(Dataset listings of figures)

::::::

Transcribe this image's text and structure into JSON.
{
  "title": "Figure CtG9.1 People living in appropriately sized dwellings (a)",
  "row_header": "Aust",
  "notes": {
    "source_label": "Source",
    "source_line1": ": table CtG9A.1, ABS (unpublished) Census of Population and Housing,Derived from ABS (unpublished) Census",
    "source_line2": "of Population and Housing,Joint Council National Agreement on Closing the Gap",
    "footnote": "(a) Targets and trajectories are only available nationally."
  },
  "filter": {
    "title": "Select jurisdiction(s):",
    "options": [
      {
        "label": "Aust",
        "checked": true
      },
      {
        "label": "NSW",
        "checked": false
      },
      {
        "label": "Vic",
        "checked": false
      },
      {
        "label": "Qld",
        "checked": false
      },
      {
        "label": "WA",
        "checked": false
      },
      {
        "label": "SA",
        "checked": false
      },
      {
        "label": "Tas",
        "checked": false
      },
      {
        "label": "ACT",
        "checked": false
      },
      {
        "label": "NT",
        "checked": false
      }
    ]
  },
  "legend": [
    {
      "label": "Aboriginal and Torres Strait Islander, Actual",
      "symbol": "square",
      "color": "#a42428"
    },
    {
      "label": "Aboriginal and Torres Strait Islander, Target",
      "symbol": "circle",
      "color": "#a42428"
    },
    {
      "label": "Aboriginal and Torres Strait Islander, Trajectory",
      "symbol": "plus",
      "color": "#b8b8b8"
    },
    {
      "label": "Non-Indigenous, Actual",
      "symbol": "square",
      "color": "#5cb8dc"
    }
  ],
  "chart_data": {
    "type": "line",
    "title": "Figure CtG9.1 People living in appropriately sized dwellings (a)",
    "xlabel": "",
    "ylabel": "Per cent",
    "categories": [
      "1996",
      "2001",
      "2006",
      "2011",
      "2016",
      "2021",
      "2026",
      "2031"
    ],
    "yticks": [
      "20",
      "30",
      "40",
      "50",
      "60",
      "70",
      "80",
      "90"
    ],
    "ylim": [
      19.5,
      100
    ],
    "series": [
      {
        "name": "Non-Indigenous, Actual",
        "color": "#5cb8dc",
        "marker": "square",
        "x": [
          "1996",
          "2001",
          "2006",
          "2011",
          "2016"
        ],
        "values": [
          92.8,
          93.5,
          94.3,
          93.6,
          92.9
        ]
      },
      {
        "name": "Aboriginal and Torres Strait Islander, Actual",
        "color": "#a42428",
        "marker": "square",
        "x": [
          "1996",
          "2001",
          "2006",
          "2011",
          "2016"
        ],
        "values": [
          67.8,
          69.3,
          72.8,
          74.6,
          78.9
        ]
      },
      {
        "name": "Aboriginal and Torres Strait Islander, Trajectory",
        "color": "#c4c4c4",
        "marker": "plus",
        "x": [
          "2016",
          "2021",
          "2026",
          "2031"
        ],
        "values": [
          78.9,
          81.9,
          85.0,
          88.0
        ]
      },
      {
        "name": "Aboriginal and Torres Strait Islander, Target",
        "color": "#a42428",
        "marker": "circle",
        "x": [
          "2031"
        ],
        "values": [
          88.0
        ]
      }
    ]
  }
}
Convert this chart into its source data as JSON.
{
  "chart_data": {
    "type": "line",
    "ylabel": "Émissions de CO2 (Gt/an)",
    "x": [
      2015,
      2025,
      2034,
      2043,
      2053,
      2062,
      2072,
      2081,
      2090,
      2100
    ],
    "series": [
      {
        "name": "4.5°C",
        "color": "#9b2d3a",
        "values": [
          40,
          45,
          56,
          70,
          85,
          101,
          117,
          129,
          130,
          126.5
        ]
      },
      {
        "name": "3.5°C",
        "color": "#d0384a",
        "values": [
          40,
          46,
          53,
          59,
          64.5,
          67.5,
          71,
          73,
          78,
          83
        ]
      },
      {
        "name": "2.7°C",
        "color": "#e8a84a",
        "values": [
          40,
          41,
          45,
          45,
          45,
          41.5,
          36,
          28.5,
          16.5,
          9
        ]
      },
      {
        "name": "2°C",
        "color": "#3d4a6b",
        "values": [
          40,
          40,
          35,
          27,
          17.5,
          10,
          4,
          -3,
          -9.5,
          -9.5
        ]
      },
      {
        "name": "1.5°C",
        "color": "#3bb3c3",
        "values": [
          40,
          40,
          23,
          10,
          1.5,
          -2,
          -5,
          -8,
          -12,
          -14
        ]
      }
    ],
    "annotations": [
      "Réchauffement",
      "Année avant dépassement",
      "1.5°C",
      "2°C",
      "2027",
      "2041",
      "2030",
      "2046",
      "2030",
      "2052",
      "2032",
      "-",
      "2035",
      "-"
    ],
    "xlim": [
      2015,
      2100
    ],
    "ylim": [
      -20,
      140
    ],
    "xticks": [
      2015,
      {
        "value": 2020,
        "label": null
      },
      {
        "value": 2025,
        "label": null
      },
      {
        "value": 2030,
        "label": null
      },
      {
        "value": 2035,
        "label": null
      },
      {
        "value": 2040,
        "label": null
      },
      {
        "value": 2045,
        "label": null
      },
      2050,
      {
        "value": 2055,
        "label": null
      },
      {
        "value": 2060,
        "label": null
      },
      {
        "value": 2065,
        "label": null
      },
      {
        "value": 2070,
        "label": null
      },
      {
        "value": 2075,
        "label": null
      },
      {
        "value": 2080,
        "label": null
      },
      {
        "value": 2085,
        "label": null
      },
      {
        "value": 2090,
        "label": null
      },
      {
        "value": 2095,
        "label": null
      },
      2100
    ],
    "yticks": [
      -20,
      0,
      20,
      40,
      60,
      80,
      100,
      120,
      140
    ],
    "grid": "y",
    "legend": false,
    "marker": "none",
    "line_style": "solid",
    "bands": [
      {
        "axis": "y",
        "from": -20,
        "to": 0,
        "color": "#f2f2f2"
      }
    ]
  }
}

::::::

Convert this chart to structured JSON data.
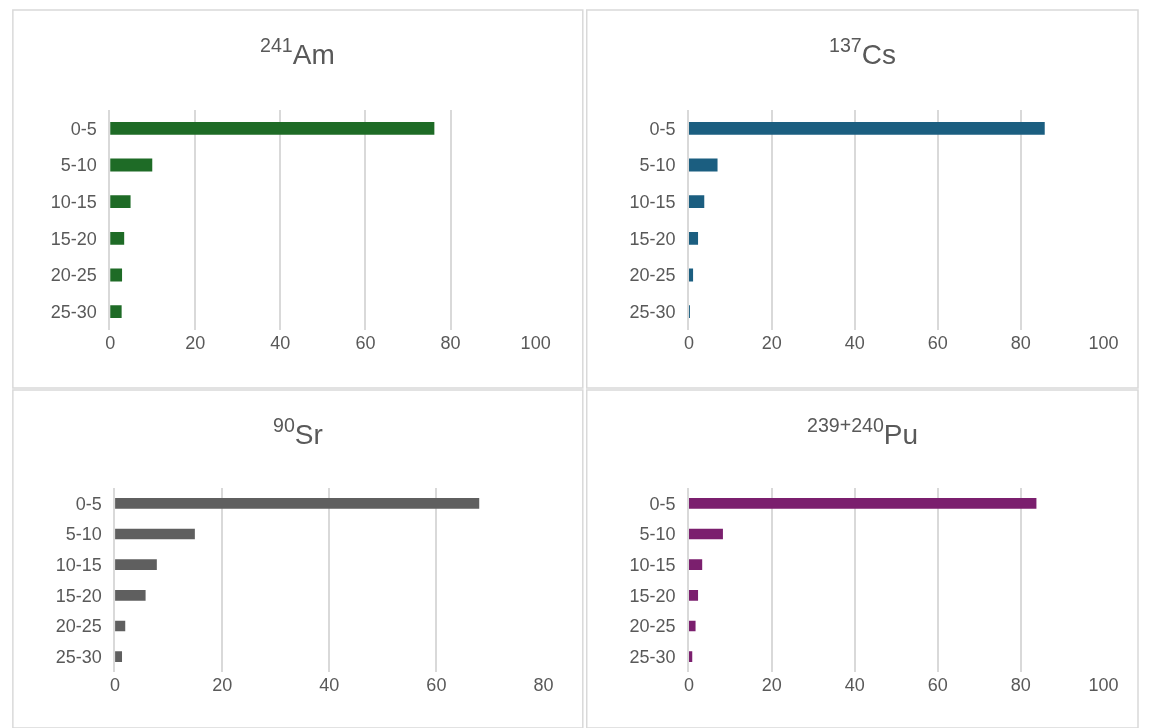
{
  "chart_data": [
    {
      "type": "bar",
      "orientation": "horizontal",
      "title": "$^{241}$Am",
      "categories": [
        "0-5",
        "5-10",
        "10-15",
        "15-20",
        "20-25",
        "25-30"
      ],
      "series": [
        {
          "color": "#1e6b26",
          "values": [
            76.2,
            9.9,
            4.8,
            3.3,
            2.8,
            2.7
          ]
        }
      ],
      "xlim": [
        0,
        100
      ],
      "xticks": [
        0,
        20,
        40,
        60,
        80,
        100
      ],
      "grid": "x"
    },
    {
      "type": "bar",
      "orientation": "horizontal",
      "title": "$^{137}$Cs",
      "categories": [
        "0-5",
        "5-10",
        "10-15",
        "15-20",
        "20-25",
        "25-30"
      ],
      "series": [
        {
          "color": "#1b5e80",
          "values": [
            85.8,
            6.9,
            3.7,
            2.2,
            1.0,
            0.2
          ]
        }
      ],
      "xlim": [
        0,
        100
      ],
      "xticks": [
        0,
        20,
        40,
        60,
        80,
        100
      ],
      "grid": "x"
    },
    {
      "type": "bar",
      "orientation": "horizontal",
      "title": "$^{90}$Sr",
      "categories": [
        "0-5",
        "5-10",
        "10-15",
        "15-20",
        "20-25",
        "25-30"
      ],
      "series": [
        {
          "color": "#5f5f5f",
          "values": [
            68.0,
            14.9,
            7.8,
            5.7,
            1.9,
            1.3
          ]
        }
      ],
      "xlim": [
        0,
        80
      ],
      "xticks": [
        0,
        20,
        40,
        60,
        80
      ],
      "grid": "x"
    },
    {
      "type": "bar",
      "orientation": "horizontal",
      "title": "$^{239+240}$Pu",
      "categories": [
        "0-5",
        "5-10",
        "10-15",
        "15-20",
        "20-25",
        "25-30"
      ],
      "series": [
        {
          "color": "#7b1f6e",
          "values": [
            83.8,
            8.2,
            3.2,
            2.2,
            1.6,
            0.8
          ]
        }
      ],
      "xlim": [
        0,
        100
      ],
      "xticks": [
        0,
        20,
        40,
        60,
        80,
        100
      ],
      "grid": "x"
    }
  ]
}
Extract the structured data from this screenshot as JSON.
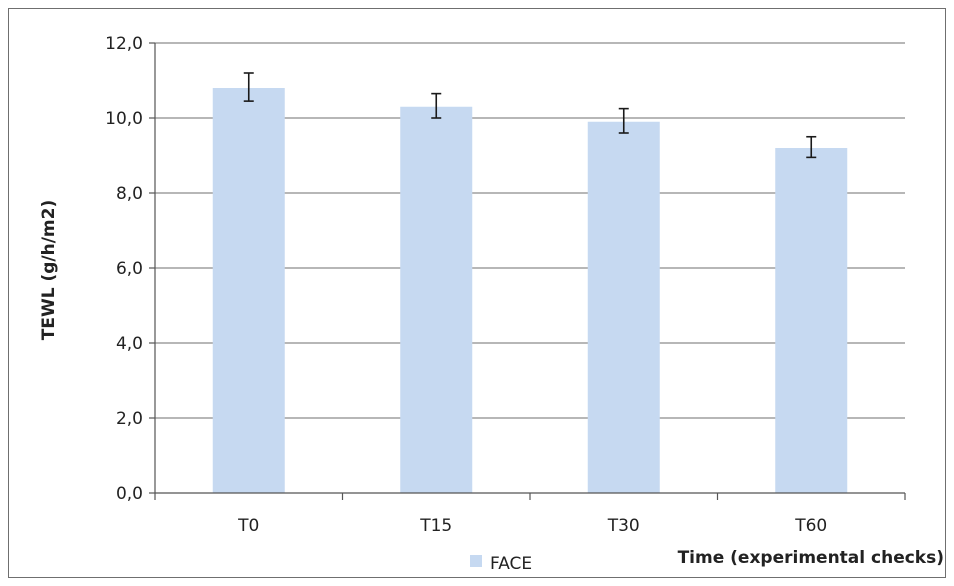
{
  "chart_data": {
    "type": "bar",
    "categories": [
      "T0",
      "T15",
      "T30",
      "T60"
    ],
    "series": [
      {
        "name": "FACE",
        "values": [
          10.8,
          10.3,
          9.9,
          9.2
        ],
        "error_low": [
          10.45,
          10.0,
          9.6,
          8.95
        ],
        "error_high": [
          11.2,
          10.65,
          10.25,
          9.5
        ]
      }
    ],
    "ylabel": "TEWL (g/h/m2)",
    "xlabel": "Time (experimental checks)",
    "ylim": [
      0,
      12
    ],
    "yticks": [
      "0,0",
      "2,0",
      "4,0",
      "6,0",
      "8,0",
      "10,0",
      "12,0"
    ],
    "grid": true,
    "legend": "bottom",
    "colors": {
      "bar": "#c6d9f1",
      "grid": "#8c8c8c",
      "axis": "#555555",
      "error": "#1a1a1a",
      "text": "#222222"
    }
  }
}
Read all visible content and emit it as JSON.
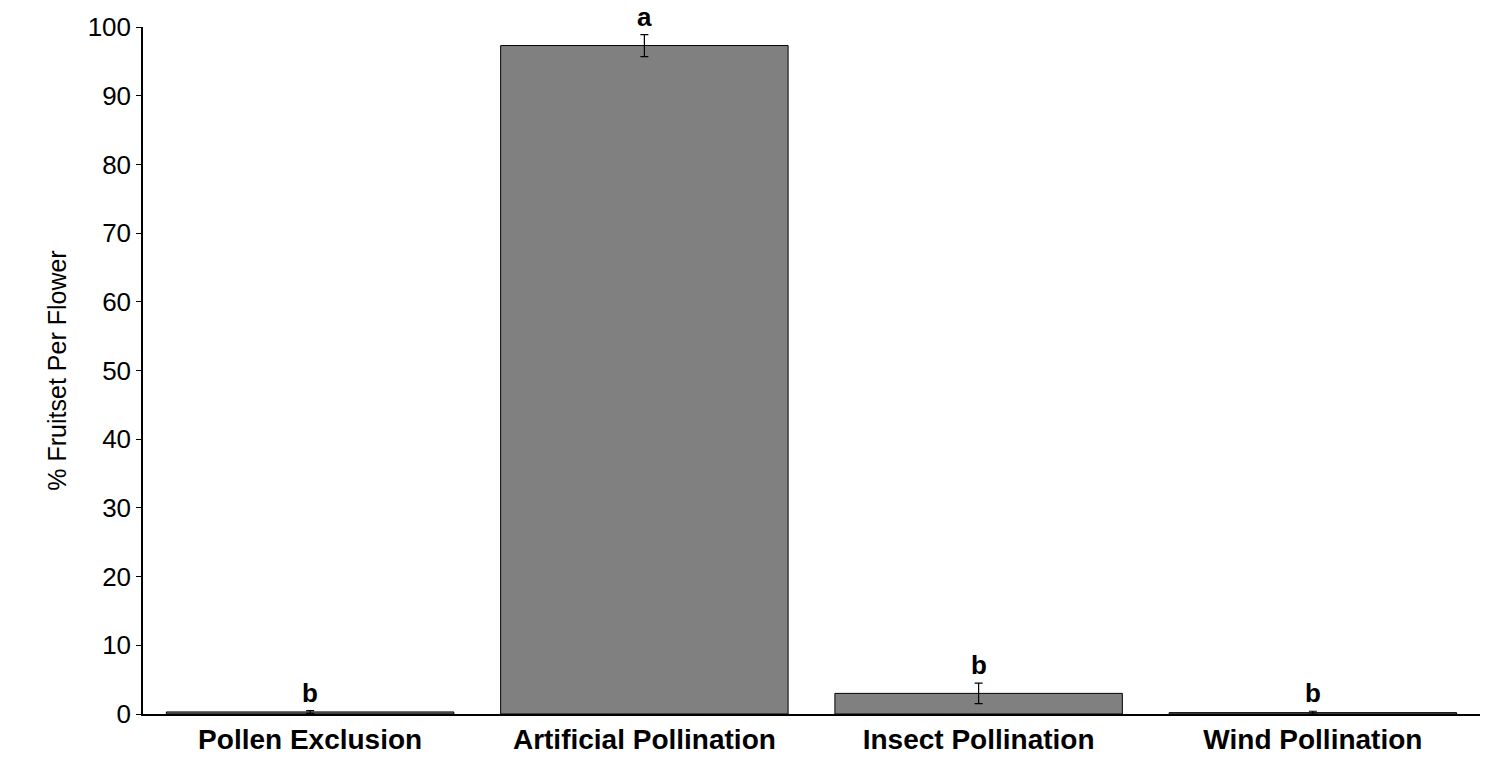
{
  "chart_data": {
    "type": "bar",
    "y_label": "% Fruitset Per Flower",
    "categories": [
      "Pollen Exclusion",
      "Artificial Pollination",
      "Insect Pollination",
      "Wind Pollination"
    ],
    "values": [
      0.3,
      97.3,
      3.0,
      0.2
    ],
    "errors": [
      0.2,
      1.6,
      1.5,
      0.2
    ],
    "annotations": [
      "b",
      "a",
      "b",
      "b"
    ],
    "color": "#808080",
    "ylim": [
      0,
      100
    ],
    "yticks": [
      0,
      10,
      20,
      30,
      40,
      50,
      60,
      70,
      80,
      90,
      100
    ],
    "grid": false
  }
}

::::::

◆ **WRITTEN INSTRUCTION**: Return all lines with the word "living" in them.

◆ **ANSWER TO THE EXERCISE**:
  "title": "Figure CtG9.1 People living in appropriately sized dwellings (a)",
    "title": "Figure CtG9.1 People living in appropriately sized dwellings (a)",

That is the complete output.